%%

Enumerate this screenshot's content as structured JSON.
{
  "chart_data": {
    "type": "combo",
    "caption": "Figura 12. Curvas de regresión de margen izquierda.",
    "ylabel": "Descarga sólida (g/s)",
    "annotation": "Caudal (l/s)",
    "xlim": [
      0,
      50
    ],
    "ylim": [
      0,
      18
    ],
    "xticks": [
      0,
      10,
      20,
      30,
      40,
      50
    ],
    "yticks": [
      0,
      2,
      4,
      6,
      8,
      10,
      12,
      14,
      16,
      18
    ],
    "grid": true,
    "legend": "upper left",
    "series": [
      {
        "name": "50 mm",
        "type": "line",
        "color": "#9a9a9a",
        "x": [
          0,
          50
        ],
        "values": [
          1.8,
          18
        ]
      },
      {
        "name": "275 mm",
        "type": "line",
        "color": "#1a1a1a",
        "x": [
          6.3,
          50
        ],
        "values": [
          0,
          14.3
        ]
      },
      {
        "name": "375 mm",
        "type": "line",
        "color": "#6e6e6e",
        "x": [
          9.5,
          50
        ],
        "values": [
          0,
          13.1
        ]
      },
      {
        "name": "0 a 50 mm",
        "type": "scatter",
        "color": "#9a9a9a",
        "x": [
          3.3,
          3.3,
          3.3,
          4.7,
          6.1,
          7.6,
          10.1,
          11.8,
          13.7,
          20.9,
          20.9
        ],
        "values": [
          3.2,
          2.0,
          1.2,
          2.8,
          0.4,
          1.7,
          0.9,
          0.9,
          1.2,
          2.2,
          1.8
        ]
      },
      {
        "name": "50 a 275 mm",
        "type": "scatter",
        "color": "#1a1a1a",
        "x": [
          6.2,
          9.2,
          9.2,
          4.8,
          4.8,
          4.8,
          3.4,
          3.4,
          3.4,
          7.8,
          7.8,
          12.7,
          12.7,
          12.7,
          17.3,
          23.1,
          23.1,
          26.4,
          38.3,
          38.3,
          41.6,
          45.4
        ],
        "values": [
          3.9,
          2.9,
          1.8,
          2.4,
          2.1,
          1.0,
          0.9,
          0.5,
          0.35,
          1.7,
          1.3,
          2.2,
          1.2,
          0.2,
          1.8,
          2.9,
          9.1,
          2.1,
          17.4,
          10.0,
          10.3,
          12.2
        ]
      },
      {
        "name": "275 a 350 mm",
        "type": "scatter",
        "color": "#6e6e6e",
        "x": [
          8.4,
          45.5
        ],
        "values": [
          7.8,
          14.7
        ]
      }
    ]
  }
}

%%

Out of the material above, select every line that holds the string "name".

        "name": "50 mm",
        "name": "275 mm",
        "name": "375 mm",
        "name": "0 a 50 mm",
        "name": "50 a 275 mm",
        "name": "275 a 350 mm",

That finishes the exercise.